#### Direction:
Beginning with the first line of the records and continuing through the line containing "bullet-marker-lvl1: •: [30, 322, 60, 357]", recast those lines as a Markdown table with the columns "Row" and "Line", where Row gives each line's running number and Line gives its text. Omit any blank lines.

▬▬▬▬▬▬

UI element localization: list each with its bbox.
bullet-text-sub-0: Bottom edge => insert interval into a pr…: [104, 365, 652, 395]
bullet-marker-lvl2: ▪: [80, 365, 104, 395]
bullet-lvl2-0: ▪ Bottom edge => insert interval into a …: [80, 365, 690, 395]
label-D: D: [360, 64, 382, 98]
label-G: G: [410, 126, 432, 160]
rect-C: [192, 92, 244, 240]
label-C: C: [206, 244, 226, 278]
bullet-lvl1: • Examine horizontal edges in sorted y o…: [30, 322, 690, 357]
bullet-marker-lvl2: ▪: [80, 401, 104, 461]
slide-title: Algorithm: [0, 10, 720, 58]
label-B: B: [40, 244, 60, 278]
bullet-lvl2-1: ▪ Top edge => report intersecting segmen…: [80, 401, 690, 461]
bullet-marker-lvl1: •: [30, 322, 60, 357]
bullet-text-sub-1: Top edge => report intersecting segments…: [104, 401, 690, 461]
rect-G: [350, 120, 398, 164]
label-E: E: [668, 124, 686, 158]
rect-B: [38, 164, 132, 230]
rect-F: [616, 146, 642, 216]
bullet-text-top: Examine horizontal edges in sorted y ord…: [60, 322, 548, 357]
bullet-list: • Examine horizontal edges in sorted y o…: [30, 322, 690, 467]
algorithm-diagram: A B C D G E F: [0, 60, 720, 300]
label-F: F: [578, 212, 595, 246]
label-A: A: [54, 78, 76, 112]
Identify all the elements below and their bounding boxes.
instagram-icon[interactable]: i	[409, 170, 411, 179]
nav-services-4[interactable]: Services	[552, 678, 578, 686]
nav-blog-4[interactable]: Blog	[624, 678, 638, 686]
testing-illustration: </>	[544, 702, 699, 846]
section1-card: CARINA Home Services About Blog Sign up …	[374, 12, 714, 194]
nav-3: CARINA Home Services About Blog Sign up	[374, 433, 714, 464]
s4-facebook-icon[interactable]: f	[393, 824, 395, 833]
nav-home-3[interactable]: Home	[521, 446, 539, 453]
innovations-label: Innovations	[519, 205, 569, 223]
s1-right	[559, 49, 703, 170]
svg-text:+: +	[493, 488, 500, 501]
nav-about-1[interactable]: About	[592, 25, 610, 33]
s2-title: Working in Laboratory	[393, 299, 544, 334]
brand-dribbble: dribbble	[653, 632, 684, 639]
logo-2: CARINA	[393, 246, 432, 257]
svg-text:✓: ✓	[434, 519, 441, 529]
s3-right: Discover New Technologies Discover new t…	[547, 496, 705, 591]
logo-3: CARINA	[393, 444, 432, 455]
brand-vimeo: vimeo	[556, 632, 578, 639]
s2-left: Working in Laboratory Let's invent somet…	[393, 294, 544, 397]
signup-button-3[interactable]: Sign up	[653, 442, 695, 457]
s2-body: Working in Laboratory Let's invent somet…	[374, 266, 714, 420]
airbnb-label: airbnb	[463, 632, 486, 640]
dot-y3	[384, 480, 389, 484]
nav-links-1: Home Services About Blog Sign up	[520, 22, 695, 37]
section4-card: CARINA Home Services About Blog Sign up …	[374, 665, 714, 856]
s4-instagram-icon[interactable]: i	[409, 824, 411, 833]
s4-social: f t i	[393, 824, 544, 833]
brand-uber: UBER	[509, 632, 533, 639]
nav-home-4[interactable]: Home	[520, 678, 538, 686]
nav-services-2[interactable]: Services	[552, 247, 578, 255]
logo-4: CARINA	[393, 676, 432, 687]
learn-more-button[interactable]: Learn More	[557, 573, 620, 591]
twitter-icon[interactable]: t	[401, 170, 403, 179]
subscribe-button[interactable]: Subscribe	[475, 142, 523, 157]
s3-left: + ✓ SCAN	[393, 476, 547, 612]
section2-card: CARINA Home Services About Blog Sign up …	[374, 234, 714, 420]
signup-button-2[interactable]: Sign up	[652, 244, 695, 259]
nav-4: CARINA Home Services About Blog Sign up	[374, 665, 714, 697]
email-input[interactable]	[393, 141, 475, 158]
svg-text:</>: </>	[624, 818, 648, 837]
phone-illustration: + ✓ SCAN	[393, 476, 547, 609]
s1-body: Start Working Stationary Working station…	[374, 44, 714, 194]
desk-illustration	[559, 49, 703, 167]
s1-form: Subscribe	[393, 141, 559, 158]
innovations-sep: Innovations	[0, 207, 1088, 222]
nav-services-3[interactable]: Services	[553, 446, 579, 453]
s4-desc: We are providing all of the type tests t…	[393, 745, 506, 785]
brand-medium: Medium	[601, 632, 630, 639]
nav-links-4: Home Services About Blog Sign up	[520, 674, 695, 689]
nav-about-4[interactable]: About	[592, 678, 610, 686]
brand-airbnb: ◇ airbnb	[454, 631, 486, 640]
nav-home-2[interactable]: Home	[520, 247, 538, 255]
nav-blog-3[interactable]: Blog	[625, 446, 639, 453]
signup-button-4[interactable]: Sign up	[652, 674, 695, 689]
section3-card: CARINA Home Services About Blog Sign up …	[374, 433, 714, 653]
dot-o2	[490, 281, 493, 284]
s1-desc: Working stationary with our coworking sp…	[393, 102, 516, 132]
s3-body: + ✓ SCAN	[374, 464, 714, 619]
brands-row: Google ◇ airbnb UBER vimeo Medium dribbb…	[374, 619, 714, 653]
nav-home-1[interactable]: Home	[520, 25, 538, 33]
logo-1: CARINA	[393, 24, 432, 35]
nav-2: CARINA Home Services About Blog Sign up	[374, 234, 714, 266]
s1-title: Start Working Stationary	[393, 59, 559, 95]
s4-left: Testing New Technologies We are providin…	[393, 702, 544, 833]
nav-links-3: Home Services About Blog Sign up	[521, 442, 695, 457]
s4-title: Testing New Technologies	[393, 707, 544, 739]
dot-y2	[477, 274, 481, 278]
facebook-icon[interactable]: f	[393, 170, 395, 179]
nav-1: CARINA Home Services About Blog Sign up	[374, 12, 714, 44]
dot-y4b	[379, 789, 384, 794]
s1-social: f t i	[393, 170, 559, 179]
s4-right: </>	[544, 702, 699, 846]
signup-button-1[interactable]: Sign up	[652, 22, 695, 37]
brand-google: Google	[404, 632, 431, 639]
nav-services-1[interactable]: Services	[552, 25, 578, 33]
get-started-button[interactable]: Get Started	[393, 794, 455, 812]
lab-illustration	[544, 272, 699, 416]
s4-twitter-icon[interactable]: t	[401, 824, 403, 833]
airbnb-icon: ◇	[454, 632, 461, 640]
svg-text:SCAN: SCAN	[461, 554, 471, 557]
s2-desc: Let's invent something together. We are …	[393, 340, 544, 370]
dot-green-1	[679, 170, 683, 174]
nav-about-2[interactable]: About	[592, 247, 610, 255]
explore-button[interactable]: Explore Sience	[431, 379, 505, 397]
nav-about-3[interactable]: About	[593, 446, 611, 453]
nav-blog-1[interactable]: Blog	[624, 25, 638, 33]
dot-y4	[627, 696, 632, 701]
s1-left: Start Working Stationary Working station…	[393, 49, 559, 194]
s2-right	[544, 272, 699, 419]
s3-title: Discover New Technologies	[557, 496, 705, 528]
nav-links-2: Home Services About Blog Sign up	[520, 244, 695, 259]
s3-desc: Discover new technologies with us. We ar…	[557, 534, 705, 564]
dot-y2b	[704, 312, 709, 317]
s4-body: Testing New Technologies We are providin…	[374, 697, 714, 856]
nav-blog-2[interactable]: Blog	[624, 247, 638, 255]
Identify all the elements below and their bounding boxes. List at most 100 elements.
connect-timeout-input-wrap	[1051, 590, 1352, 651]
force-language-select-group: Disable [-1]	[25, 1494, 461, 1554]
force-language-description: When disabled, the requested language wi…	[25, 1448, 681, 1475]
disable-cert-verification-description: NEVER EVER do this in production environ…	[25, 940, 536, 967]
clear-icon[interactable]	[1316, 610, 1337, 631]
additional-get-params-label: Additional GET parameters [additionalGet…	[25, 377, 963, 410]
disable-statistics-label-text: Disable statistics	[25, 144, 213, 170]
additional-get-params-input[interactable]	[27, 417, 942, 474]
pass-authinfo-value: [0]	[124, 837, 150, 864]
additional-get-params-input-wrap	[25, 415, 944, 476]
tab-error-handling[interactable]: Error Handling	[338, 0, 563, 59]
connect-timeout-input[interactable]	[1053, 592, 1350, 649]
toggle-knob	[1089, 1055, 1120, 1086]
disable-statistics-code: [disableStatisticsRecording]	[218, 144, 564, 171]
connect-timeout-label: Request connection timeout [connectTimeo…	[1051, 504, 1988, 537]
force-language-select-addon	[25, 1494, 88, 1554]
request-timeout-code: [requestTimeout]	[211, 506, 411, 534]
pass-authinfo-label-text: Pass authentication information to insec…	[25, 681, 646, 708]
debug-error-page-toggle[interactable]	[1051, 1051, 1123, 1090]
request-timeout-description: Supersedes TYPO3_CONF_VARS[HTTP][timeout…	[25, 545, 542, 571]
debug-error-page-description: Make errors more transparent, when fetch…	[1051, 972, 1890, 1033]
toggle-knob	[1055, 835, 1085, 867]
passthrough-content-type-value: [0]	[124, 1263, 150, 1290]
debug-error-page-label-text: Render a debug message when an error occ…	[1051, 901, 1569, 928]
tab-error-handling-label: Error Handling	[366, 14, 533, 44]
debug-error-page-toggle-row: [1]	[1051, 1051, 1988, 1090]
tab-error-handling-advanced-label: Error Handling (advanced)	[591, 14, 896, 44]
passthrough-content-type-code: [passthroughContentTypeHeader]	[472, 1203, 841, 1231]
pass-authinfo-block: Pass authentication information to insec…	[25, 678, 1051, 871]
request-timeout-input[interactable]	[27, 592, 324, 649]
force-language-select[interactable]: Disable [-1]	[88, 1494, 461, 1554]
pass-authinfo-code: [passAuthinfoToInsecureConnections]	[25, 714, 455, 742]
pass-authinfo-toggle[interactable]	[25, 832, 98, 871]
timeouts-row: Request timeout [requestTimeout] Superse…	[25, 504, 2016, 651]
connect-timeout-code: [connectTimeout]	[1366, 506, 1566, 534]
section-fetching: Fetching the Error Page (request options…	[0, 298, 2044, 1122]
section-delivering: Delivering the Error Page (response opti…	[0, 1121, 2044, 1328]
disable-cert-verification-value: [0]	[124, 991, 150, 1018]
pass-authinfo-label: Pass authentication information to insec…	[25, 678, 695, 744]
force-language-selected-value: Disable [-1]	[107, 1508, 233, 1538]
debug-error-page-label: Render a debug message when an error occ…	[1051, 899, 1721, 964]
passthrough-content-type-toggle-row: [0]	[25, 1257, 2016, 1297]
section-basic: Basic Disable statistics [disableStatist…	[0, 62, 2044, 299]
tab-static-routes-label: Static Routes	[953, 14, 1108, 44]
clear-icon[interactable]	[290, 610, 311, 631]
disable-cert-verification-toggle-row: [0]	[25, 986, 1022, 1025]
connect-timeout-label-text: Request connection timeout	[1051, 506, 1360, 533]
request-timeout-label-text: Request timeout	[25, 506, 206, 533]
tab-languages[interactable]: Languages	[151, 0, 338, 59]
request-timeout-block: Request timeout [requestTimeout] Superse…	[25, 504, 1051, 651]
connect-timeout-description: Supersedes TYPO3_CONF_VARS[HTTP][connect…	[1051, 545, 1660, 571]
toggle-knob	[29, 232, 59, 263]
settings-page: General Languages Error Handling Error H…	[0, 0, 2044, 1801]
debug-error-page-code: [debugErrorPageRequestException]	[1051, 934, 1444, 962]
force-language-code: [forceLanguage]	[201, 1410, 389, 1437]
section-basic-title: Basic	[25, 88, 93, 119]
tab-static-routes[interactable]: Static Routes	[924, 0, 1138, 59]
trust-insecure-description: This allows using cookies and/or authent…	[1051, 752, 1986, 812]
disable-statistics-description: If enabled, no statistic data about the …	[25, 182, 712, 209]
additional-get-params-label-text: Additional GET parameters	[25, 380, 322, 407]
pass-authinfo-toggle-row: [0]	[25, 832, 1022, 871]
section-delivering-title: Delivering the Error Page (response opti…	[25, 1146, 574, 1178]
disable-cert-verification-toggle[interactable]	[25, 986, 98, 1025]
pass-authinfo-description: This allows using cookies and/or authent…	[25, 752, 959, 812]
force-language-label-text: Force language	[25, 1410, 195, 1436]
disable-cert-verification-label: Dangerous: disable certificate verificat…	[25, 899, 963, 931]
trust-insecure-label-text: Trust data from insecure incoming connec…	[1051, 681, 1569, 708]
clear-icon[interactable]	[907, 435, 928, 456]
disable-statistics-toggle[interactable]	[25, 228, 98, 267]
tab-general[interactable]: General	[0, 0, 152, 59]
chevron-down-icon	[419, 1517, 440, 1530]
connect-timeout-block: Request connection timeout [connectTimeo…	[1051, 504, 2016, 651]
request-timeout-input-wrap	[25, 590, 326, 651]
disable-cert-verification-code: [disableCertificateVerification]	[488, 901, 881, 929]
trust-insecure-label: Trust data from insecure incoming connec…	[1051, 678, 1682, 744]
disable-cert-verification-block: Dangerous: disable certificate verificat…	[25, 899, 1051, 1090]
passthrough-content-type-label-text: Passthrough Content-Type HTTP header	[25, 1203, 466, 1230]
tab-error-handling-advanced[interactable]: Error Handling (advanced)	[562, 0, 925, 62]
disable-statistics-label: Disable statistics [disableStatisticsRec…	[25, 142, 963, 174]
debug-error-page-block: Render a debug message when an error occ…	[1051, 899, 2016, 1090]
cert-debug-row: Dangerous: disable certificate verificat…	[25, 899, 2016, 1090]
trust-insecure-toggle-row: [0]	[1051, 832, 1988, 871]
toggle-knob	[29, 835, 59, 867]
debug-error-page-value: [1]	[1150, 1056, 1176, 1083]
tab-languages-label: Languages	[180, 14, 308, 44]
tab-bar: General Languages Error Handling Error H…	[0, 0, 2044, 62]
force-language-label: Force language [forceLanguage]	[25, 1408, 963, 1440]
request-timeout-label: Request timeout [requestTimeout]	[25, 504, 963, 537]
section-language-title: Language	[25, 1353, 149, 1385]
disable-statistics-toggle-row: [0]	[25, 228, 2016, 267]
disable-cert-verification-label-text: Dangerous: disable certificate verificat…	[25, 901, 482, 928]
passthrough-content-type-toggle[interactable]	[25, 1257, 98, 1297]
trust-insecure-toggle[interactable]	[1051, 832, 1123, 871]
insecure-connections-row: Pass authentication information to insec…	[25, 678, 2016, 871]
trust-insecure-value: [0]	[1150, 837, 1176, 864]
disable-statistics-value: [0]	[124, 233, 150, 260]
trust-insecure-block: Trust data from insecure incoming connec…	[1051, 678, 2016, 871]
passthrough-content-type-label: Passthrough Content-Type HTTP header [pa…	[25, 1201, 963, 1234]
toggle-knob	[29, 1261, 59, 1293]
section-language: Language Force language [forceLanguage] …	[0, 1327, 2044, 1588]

▬▬▬▬▬▬

#### Worked solution:
| Row | Line |
|---|---|
| 1 | UI element localization: list each with its bbox. |
| 2 | bullet-text-sub-0: Bottom edge => insert interval into a pr…: [104, 365, 652, 395] |
| 3 | bullet-marker-lvl2: ▪: [80, 365, 104, 395] |
| 4 | bullet-lvl2-0: ▪ Bottom edge => insert interval into a …: [80, 365, 690, 395] |
| 5 | label-D: D: [360, 64, 382, 98] |
| 6 | label-G: G: [410, 126, 432, 160] |
| 7 | rect-C: [192, 92, 244, 240] |
| 8 | label-C: C: [206, 244, 226, 278] |
| 9 | bullet-lvl1: • Examine horizontal edges in sorted y o…: [30, 322, 690, 357] |
| 10 | bullet-marker-lvl2: ▪: [80, 401, 104, 461] |
| 11 | slide-title: Algorithm: [0, 10, 720, 58] |
| 12 | label-B: B: [40, 244, 60, 278] |
| 13 | bullet-lvl2-1: ▪ Top edge => report intersecting segmen…: [80, 401, 690, 461] |
| 14 | bullet-marker-lvl1: •: [30, 322, 60, 357] |